--- Begin Data rows ---

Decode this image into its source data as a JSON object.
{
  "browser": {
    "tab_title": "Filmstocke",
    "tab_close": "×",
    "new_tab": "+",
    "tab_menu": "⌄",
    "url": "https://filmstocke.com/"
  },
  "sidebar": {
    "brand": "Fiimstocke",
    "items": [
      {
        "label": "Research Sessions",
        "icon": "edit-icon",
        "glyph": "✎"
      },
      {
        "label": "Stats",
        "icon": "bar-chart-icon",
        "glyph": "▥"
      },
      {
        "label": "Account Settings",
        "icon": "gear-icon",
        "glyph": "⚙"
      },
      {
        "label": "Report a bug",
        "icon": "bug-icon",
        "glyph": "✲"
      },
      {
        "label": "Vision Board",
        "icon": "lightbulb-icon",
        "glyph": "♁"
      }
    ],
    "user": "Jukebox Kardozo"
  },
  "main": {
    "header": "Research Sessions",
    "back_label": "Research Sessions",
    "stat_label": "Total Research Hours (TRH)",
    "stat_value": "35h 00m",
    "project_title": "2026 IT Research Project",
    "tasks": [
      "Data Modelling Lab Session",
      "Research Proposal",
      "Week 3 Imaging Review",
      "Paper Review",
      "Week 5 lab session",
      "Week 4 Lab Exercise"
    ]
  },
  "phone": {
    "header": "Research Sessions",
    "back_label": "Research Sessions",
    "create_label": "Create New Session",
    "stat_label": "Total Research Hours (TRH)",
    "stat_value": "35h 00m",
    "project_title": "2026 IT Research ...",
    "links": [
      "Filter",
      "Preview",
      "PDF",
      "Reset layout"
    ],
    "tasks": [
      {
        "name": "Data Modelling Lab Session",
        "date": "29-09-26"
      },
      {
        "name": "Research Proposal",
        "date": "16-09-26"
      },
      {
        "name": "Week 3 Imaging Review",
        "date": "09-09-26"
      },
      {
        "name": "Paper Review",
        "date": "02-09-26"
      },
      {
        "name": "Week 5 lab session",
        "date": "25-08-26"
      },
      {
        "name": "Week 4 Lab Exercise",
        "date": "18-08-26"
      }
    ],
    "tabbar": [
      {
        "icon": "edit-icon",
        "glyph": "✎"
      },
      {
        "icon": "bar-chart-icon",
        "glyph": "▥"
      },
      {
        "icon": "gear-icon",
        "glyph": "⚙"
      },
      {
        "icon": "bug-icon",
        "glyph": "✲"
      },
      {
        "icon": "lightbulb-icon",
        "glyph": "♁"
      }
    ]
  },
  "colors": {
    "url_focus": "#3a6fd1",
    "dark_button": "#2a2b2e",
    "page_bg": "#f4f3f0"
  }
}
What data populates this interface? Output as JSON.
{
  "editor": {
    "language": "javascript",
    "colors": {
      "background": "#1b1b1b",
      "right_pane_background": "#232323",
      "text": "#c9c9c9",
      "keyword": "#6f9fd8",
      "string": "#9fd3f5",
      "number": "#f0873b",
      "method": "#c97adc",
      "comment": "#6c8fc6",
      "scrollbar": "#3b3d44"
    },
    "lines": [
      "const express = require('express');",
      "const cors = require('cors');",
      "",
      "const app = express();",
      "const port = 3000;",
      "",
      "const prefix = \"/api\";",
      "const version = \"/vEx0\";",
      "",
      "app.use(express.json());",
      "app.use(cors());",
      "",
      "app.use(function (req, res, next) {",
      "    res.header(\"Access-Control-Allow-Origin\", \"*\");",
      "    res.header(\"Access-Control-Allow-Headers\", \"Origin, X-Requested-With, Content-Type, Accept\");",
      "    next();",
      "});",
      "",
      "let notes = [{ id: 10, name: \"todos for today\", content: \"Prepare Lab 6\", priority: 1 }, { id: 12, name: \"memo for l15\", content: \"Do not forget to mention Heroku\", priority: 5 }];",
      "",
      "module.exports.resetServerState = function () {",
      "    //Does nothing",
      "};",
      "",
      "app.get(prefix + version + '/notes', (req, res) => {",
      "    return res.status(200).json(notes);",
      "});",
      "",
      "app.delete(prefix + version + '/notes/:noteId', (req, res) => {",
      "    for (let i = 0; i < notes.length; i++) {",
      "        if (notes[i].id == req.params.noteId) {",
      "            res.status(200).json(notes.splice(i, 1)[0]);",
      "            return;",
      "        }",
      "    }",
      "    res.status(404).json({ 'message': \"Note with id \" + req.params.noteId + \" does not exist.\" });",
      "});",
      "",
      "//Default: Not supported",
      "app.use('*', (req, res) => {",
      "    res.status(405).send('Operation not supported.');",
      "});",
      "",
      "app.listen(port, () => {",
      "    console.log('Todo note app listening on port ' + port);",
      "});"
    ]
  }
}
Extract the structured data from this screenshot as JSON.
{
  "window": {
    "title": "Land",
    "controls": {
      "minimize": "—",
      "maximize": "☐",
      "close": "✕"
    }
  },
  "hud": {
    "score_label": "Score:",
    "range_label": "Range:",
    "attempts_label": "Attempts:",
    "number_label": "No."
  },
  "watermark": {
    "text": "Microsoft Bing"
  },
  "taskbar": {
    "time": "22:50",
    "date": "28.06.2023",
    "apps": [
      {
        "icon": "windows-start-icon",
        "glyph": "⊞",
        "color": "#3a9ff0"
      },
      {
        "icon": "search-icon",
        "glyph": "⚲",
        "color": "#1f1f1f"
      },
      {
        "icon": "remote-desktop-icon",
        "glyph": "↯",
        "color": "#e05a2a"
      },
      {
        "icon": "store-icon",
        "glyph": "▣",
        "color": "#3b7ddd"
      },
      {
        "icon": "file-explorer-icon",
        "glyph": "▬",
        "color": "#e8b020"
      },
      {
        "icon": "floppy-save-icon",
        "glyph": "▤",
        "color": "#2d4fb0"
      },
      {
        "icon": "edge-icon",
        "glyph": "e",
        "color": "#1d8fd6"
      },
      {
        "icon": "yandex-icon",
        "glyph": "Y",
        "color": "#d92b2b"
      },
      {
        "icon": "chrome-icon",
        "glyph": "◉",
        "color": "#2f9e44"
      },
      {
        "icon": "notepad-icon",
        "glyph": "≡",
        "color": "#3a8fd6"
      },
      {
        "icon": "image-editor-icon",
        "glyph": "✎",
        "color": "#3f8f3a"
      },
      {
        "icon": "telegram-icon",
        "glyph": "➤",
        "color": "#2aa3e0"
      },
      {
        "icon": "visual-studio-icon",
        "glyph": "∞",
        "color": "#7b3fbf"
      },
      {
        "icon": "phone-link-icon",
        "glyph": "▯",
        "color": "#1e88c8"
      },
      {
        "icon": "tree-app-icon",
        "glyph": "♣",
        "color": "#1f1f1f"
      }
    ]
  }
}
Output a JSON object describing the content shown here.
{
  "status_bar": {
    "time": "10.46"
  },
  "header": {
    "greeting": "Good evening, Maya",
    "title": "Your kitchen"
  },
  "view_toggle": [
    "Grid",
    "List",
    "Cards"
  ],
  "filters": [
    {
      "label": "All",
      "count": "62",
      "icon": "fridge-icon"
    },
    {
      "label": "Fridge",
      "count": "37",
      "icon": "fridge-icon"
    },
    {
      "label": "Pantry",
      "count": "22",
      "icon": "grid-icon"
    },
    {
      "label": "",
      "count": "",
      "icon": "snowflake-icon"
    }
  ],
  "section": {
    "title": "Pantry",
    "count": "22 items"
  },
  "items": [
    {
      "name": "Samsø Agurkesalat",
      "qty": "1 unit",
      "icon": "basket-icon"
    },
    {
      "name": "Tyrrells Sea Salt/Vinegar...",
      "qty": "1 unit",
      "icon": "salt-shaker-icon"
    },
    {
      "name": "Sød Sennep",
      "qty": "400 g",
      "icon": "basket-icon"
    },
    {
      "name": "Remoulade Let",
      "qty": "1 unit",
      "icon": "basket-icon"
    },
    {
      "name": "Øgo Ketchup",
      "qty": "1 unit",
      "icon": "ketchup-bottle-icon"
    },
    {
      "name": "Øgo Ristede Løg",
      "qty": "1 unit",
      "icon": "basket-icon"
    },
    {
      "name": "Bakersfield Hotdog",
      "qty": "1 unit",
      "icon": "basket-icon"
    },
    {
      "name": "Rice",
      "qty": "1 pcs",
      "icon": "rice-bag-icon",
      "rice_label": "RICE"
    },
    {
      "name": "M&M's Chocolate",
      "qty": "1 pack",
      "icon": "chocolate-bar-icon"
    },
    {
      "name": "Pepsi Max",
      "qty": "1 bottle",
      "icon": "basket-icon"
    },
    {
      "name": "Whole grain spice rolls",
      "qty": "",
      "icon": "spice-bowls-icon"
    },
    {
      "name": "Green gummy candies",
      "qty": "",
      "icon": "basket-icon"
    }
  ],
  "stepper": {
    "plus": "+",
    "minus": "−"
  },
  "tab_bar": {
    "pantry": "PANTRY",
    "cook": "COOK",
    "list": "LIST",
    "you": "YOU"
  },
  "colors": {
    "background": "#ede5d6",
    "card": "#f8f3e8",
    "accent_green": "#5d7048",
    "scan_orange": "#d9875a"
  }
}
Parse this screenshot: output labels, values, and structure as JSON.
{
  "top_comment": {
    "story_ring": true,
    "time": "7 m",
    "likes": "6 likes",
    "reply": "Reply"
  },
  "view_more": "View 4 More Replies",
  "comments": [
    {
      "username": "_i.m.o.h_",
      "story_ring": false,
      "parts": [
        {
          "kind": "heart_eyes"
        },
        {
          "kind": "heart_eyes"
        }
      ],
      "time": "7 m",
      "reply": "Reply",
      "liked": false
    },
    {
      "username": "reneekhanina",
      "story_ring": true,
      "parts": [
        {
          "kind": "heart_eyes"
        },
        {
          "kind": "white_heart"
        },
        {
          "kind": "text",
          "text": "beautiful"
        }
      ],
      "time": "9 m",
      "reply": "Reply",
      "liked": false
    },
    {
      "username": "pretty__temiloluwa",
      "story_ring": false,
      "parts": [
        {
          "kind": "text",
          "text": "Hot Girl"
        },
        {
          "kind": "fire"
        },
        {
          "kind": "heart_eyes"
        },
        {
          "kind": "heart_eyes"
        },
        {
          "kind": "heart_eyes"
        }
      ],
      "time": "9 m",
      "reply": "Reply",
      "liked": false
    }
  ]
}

--- End Data rows ---

Problem to solve: Pick out each line containing "object" and report it.

Expected answer:
Decode this image into its source data as a JSON object.
Output a JSON object describing the content shown here.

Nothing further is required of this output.